Figure data in JSON
Start
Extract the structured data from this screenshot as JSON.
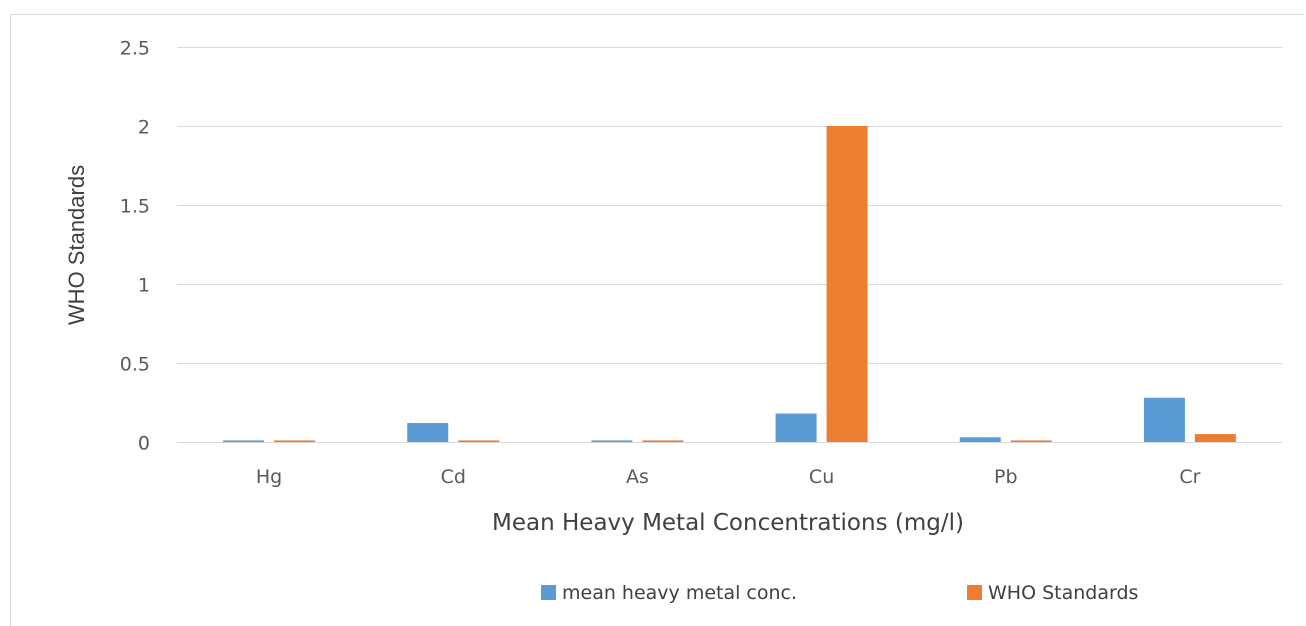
{
  "chart_data": {
    "type": "bar",
    "title": "",
    "xlabel": "Mean Heavy Metal Concentrations (mg/l)",
    "ylabel": "WHO Standards",
    "categories": [
      "Hg",
      "Cd",
      "As",
      "Cu",
      "Pb",
      "Cr"
    ],
    "series": [
      {
        "name": "mean heavy metal conc.",
        "color": "#5b9bd5",
        "values": [
          0.01,
          0.12,
          0.01,
          0.18,
          0.03,
          0.28
        ]
      },
      {
        "name": "WHO Standards",
        "color": "#ed7d31",
        "values": [
          0.01,
          0.01,
          0.01,
          2.0,
          0.01,
          0.05
        ]
      }
    ],
    "ylim": [
      0,
      2.5
    ],
    "yticks": [
      "0",
      "0.5",
      "1",
      "1.5",
      "2",
      "2.5"
    ],
    "grid": true,
    "legend_position": "bottom"
  }
}
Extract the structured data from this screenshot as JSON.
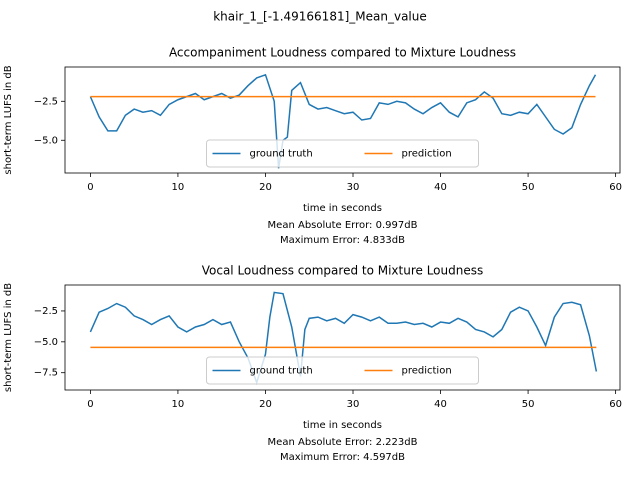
{
  "title": "khair_1_[-1.49166181]_Mean_value",
  "chart_data": [
    {
      "type": "line",
      "title": "Accompaniment Loudness compared to Mixture Loudness",
      "x_label": "time in seconds",
      "y_label": "short-term LUFS in dB",
      "annotations": [
        "Mean Absolute Error: 0.997dB",
        "Maximum Error: 4.833dB"
      ],
      "x": [
        0,
        1,
        2,
        3,
        4,
        5,
        6,
        7,
        8,
        9,
        10,
        11,
        12,
        13,
        14,
        15,
        16,
        17,
        18,
        19,
        20,
        21,
        21.5,
        22,
        22.5,
        23,
        24,
        25,
        26,
        27,
        28,
        29,
        30,
        31,
        32,
        33,
        34,
        35,
        36,
        37,
        38,
        39,
        40,
        41,
        42,
        43,
        44,
        45,
        46,
        47,
        48,
        49,
        50,
        51,
        52,
        53,
        54,
        55,
        56,
        57,
        57.7
      ],
      "series": [
        {
          "name": "ground truth",
          "color": "#1f77b4",
          "values": [
            -2.2,
            -3.5,
            -4.4,
            -4.4,
            -3.4,
            -3.0,
            -3.2,
            -3.1,
            -3.4,
            -2.7,
            -2.4,
            -2.2,
            -2.0,
            -2.4,
            -2.2,
            -2.0,
            -2.3,
            -2.1,
            -1.5,
            -1.0,
            -0.8,
            -2.5,
            -6.8,
            -5.0,
            -4.8,
            -1.8,
            -1.3,
            -2.7,
            -3.0,
            -2.9,
            -3.1,
            -3.3,
            -3.2,
            -3.7,
            -3.6,
            -2.6,
            -2.7,
            -2.5,
            -2.6,
            -3.0,
            -3.3,
            -2.9,
            -2.6,
            -3.2,
            -3.5,
            -2.6,
            -2.4,
            -1.9,
            -2.3,
            -3.3,
            -3.4,
            -3.2,
            -3.3,
            -2.7,
            -3.5,
            -4.3,
            -4.6,
            -4.2,
            -2.7,
            -1.5,
            -0.8
          ]
        },
        {
          "name": "prediction",
          "color": "#ff7f0e",
          "values": [
            -2.2,
            -2.2,
            -2.2,
            -2.2,
            -2.2,
            -2.2,
            -2.2,
            -2.2,
            -2.2,
            -2.2,
            -2.2,
            -2.2,
            -2.2,
            -2.2,
            -2.2,
            -2.2,
            -2.2,
            -2.2,
            -2.2,
            -2.2,
            -2.2,
            -2.2,
            -2.2,
            -2.2,
            -2.2,
            -2.2,
            -2.2,
            -2.2,
            -2.2,
            -2.2,
            -2.2,
            -2.2,
            -2.2,
            -2.2,
            -2.2,
            -2.2,
            -2.2,
            -2.2,
            -2.2,
            -2.2,
            -2.2,
            -2.2,
            -2.2,
            -2.2,
            -2.2,
            -2.2,
            -2.2,
            -2.2,
            -2.2,
            -2.2,
            -2.2,
            -2.2,
            -2.2,
            -2.2,
            -2.2,
            -2.2,
            -2.2,
            -2.2,
            -2.2,
            -2.2,
            -2.2
          ]
        }
      ],
      "xlim": [
        -2.9,
        60.5
      ],
      "ylim": [
        -7.1,
        -0.3
      ],
      "xticks": [
        0,
        10,
        20,
        30,
        40,
        50,
        60
      ],
      "yticks": [
        {
          "value": -2.5,
          "label": "−2.5"
        },
        {
          "value": -5,
          "label": "−5.0"
        }
      ],
      "legend": "lower center"
    },
    {
      "type": "line",
      "title": "Vocal Loudness compared to Mixture Loudness",
      "x_label": "time in seconds",
      "y_label": "short-term LUFS in dB",
      "annotations": [
        "Mean Absolute Error: 2.223dB",
        "Maximum Error: 4.597dB"
      ],
      "x": [
        0,
        1,
        2,
        3,
        4,
        5,
        6,
        7,
        8,
        9,
        10,
        11,
        12,
        13,
        14,
        15,
        16,
        17,
        18,
        19,
        20,
        20.5,
        21,
        22,
        23,
        24,
        24.5,
        25,
        26,
        27,
        28,
        29,
        30,
        31,
        32,
        33,
        34,
        35,
        36,
        37,
        38,
        39,
        40,
        41,
        42,
        43,
        44,
        45,
        46,
        47,
        48,
        49,
        50,
        51,
        52,
        53,
        54,
        55,
        56,
        57,
        57.8
      ],
      "series": [
        {
          "name": "ground truth",
          "color": "#1f77b4",
          "values": [
            -4.2,
            -2.6,
            -2.3,
            -1.9,
            -2.2,
            -2.9,
            -3.2,
            -3.6,
            -3.2,
            -2.9,
            -3.8,
            -4.2,
            -3.8,
            -3.6,
            -3.2,
            -3.6,
            -3.4,
            -5.0,
            -6.3,
            -8.3,
            -6.0,
            -3.0,
            -1.0,
            -1.1,
            -3.8,
            -7.8,
            -4.0,
            -3.1,
            -3.0,
            -3.3,
            -3.1,
            -3.5,
            -2.8,
            -3.0,
            -3.3,
            -3.0,
            -3.5,
            -3.5,
            -3.4,
            -3.6,
            -3.5,
            -3.8,
            -3.4,
            -3.5,
            -3.1,
            -3.4,
            -4.0,
            -4.2,
            -4.6,
            -4.0,
            -2.6,
            -2.2,
            -2.5,
            -3.8,
            -5.3,
            -3.0,
            -1.9,
            -1.8,
            -2.0,
            -4.5,
            -7.4
          ]
        },
        {
          "name": "prediction",
          "color": "#ff7f0e",
          "values": [
            -5.45,
            -5.45,
            -5.45,
            -5.45,
            -5.45,
            -5.45,
            -5.45,
            -5.45,
            -5.45,
            -5.45,
            -5.45,
            -5.45,
            -5.45,
            -5.45,
            -5.45,
            -5.45,
            -5.45,
            -5.45,
            -5.45,
            -5.45,
            -5.45,
            -5.45,
            -5.45,
            -5.45,
            -5.45,
            -5.45,
            -5.45,
            -5.45,
            -5.45,
            -5.45,
            -5.45,
            -5.45,
            -5.45,
            -5.45,
            -5.45,
            -5.45,
            -5.45,
            -5.45,
            -5.45,
            -5.45,
            -5.45,
            -5.45,
            -5.45,
            -5.45,
            -5.45,
            -5.45,
            -5.45,
            -5.45,
            -5.45,
            -5.45,
            -5.45,
            -5.45,
            -5.45,
            -5.45,
            -5.45,
            -5.45,
            -5.45,
            -5.45,
            -5.45,
            -5.45,
            -5.45
          ]
        }
      ],
      "xlim": [
        -2.9,
        60.5
      ],
      "ylim": [
        -8.9,
        -0.4
      ],
      "xticks": [
        0,
        10,
        20,
        30,
        40,
        50,
        60
      ],
      "yticks": [
        {
          "value": -2.5,
          "label": "−2.5"
        },
        {
          "value": -5,
          "label": "−5.0"
        },
        {
          "value": -7.5,
          "label": "−7.5"
        }
      ],
      "legend": "lower center"
    }
  ]
}
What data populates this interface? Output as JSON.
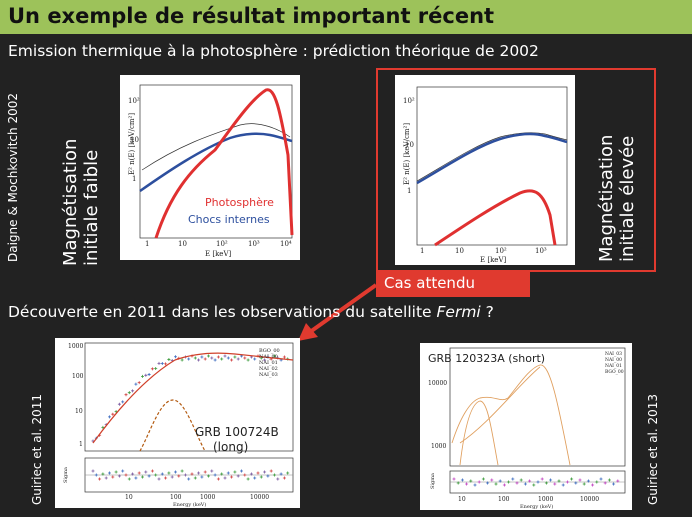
{
  "header": {
    "title": "Un exemple de résultat important récent"
  },
  "subtitle": "Emission thermique à la photosphère : prédiction théorique de 2002",
  "reference_2002": "Daigne & Mochkovitch 2002",
  "left_panel": {
    "label": [
      "Magnétisation",
      "initiale faible"
    ],
    "plot": {
      "legend": [
        "Photosphère",
        "Chocs internes"
      ],
      "xlabel": "E [keV]",
      "ylabel": "E² n(E) [keV/cm²]",
      "xticks": [
        "1",
        "10",
        "10²",
        "10³",
        "10⁴"
      ],
      "yticks": [
        "10²",
        "10",
        "1"
      ]
    }
  },
  "right_panel": {
    "label": [
      "Magnétisation",
      "initiale élevée"
    ],
    "plot": {
      "xlabel": "E [keV]",
      "ylabel": "E² n(E) [keV/cm²]",
      "xticks": [
        "1",
        "10",
        "10²",
        "10³"
      ],
      "yticks": [
        "10²",
        "10",
        "1"
      ]
    },
    "callout": "Cas attendu"
  },
  "discovery": {
    "text": "Découverte en 2011 dans les observations du satellite ",
    "emphasis": "Fermi",
    "end": " ?"
  },
  "bottom_left": {
    "reference": "Guiriec et al. 2011",
    "grb": "GRB 100724B",
    "kind": "(long)",
    "legend": [
      "BGO_00",
      "NAI_00",
      "NAI_01",
      "NAI_02",
      "NAI_03"
    ],
    "xlabel": "Energy (keV)",
    "residual_label": "Sigma",
    "xticks": [
      "10",
      "100",
      "1000",
      "10000"
    ],
    "yticks": [
      "1000",
      "100",
      "10",
      "1"
    ]
  },
  "bottom_right": {
    "reference": "Guiriec et al. 2013",
    "grb": "GRB 120323A (short)",
    "legend": [
      "NAI_03",
      "NAI_00",
      "NAI_01",
      "BGO_00"
    ],
    "xlabel": "Energy (keV)",
    "residual_label": "Sigma",
    "xticks": [
      "10",
      "100",
      "1000",
      "10000"
    ],
    "yticks": [
      "10000",
      "1000"
    ]
  }
}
End
• Work to do:
Copy in full each line that holds the word "compared".

• Task answer:
      "title": "Accompaniment Loudness compared to Mixture Loudness",
      "title": "Vocal Loudness compared to Mixture Loudness",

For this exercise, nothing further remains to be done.